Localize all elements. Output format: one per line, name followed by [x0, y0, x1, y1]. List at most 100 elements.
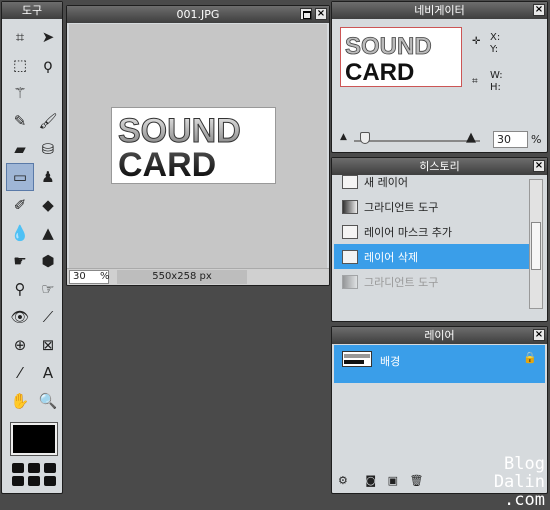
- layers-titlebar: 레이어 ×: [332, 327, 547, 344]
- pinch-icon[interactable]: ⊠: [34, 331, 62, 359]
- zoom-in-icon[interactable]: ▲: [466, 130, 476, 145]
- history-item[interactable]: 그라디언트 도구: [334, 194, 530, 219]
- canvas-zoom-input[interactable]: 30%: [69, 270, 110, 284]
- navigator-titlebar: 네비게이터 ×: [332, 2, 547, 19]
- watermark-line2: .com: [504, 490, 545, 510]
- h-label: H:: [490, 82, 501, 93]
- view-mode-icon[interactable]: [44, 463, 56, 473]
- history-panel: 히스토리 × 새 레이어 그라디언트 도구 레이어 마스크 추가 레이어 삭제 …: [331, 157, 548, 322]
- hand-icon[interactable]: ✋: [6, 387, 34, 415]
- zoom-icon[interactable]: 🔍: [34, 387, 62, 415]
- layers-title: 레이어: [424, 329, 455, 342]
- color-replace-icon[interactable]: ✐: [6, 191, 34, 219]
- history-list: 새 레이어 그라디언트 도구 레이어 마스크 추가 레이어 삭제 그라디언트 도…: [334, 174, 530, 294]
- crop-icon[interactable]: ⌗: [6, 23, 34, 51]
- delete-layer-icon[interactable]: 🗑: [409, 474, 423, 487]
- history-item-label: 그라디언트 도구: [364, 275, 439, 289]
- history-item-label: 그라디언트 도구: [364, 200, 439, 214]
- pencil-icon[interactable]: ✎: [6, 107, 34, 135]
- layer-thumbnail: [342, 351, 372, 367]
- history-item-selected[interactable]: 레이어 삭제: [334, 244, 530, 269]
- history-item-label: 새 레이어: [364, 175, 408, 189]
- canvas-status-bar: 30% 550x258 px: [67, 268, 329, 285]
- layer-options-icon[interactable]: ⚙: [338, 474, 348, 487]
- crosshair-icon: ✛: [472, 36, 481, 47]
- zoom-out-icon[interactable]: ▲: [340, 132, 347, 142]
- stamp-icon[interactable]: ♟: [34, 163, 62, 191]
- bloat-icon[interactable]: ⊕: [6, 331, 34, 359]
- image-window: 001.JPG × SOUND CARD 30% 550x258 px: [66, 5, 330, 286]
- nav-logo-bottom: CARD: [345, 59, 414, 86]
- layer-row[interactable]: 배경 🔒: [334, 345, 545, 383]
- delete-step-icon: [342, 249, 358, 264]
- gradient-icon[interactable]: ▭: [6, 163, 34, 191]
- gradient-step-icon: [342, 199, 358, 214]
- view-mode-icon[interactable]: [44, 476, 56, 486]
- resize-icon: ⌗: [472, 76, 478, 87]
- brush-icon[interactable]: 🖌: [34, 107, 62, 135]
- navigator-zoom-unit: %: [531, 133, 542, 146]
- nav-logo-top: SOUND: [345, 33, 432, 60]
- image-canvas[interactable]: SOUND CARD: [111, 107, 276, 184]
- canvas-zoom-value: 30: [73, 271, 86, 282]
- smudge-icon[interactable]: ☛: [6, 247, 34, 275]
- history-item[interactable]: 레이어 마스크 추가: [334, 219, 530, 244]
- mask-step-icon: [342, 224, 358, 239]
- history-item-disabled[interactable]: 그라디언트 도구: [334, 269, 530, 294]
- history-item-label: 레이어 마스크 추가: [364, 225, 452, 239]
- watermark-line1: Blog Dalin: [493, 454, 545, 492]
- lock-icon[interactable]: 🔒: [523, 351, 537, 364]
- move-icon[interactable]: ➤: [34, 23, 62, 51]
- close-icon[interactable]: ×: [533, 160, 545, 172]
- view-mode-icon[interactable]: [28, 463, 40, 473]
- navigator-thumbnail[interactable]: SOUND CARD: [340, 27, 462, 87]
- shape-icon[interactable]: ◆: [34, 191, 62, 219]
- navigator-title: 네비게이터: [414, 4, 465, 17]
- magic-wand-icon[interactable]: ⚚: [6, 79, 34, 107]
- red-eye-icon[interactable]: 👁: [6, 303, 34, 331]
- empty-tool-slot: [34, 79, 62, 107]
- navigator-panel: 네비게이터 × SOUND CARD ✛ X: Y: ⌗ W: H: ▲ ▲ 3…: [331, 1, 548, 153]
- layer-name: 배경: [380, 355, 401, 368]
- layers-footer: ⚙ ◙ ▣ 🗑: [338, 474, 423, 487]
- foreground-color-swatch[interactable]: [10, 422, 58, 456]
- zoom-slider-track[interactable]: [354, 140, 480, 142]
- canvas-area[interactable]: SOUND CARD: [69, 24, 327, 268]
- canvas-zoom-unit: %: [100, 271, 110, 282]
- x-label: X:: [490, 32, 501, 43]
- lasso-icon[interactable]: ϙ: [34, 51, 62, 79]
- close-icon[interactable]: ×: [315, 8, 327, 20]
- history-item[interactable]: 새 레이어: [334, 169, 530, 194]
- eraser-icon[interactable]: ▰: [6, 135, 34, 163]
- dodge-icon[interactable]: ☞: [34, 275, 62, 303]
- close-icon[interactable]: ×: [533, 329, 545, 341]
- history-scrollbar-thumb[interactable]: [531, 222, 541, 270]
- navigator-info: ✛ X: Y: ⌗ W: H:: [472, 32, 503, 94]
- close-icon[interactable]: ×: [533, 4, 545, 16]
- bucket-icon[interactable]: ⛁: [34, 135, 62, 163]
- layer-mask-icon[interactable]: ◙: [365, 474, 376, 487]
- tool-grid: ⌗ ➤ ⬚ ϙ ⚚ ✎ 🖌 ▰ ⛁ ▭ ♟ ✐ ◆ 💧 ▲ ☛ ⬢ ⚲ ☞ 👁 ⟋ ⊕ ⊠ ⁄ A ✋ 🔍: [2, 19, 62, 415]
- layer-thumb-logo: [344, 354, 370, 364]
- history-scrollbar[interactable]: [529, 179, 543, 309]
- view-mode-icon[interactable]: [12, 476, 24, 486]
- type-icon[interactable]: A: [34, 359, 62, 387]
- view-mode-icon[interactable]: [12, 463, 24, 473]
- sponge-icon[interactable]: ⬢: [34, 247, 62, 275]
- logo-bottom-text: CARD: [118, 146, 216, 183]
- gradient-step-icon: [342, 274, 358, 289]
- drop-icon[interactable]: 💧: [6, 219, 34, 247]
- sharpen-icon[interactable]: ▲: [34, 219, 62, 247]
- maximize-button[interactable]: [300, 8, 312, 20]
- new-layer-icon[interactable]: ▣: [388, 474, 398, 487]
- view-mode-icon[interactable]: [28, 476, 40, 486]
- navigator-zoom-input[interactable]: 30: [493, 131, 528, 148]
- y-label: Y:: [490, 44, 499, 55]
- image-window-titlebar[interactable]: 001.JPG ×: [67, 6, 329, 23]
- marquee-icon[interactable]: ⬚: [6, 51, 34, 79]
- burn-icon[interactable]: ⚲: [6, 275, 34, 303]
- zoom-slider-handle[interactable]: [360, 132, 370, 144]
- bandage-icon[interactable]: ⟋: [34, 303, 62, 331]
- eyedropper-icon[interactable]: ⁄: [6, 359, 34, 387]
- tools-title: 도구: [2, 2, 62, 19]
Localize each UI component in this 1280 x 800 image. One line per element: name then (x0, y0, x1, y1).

----

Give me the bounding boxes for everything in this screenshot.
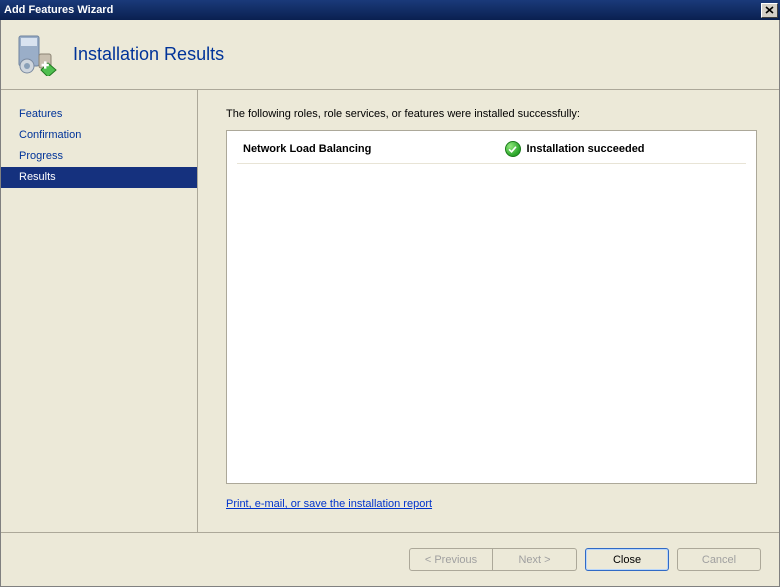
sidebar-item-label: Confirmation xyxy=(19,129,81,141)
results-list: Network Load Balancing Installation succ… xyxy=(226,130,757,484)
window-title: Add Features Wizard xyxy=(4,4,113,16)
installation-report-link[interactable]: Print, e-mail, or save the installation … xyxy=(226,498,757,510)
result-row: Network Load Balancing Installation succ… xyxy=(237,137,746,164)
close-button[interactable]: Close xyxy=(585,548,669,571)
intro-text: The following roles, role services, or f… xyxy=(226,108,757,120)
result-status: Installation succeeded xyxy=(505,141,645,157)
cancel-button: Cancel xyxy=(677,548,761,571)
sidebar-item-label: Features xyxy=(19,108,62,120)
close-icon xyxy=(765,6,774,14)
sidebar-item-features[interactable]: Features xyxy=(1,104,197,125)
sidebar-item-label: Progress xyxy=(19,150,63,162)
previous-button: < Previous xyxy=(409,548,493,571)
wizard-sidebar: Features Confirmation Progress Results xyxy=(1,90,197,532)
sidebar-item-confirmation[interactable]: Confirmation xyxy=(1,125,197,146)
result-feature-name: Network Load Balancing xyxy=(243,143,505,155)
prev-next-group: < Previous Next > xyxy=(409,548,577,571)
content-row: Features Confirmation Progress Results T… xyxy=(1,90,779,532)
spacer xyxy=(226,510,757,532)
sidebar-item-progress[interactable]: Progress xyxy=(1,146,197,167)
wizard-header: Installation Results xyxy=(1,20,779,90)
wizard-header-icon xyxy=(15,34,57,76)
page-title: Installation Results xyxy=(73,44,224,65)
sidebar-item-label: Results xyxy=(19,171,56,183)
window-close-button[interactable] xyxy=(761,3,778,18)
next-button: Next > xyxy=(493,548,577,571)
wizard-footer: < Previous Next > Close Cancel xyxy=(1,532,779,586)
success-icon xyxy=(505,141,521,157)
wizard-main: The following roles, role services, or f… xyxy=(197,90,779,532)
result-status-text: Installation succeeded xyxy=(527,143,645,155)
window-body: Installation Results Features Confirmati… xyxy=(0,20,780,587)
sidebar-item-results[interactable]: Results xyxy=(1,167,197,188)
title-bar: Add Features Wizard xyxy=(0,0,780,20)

----

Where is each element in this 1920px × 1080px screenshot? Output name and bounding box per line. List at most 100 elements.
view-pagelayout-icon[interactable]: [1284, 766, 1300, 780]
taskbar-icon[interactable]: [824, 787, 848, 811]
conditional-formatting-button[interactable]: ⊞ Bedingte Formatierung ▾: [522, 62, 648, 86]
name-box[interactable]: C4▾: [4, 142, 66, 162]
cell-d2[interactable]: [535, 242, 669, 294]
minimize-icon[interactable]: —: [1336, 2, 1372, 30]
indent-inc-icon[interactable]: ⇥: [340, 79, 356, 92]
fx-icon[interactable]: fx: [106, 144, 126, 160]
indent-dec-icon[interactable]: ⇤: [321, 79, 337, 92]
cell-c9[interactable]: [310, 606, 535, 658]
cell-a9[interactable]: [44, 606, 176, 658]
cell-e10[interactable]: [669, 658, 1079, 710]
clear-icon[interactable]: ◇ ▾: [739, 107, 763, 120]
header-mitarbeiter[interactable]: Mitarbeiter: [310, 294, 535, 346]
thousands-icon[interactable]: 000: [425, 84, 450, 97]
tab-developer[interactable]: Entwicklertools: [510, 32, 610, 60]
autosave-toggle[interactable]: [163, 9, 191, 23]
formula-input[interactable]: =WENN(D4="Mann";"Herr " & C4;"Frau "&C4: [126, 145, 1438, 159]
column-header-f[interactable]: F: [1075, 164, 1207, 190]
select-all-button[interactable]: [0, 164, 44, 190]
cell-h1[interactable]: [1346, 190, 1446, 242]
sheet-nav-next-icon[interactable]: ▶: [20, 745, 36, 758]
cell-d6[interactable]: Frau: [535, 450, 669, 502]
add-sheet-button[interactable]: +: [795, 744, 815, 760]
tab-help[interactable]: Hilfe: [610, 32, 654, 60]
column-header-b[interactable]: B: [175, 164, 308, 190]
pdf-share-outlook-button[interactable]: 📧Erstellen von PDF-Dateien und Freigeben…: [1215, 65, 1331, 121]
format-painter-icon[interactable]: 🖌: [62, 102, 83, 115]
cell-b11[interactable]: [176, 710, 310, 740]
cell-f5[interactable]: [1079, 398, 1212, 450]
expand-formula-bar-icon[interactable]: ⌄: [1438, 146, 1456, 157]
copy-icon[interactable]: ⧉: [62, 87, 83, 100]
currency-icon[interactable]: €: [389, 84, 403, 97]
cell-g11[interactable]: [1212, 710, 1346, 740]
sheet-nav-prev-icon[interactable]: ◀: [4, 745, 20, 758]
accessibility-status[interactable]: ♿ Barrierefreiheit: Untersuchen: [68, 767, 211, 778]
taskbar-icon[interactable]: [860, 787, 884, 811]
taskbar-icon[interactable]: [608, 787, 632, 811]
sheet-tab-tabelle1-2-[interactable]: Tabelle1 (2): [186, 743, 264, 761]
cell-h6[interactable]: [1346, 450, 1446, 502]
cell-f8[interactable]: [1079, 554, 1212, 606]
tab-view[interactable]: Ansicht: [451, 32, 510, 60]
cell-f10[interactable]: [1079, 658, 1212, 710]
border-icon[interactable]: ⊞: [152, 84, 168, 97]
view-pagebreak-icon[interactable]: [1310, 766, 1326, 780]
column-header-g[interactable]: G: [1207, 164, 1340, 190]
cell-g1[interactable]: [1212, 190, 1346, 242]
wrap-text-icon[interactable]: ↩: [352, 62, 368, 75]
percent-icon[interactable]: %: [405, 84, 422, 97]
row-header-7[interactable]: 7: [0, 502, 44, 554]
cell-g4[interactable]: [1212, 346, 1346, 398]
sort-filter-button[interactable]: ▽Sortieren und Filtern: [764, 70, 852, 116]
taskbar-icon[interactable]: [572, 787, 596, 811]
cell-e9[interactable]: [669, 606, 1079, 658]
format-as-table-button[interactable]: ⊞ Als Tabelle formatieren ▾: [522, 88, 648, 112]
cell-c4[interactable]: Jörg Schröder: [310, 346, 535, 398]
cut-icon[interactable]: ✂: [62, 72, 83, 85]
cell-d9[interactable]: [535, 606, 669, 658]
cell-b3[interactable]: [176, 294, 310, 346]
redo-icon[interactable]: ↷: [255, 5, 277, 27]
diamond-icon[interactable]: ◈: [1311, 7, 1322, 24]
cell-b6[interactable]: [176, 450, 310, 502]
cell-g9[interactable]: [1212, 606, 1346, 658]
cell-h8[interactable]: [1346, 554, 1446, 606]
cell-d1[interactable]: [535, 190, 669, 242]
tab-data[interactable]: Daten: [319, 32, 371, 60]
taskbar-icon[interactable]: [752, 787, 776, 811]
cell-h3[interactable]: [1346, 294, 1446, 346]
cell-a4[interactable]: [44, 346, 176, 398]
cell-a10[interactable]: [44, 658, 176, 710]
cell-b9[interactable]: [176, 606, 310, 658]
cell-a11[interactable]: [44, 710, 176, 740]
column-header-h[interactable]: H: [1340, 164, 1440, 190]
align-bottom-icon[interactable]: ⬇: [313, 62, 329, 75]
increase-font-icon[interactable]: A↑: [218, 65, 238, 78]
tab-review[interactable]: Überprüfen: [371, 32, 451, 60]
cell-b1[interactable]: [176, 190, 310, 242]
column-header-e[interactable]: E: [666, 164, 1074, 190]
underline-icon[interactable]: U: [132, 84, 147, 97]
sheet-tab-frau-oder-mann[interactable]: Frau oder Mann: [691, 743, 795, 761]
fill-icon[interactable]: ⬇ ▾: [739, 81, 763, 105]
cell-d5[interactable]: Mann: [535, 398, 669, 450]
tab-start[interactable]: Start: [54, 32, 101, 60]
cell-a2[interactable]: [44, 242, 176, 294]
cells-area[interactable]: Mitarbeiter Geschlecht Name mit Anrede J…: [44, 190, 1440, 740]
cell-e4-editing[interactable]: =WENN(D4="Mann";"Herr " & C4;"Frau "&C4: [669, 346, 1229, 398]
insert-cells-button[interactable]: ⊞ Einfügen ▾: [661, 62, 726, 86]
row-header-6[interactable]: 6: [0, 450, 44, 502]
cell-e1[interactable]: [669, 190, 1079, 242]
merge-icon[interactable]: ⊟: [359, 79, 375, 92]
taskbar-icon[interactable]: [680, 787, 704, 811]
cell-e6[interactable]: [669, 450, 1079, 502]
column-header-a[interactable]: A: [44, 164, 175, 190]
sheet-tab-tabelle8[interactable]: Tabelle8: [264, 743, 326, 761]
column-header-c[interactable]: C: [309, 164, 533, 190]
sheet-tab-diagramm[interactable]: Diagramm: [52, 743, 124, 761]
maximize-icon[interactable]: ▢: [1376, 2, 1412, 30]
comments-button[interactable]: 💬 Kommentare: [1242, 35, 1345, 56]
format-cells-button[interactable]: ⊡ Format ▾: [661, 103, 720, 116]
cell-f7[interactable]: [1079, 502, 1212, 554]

----

Problem statement →
Can you format everything in the material from the line containing "Where is each" down to the line containing "cell-d2[interactable]: [535, 242, 669, 294]" as a Markdown table with the columns Row and Line? Number the rows and omit any blank lines.

Task solution →
| Row | Line |
|---|---|
| 1 | Where is each element in this 1920px × 1080px screenshot? Output name and bounding box per line. List at most 100 elements. |
| 2 | view-pagelayout-icon[interactable]: [1284, 766, 1300, 780] |
| 3 | taskbar-icon[interactable]: [824, 787, 848, 811] |
| 4 | conditional-formatting-button[interactable]: ⊞ Bedingte Formatierung ▾: [522, 62, 648, 86] |
| 5 | name-box[interactable]: C4▾: [4, 142, 66, 162] |
| 6 | cell-d2[interactable]: [535, 242, 669, 294] |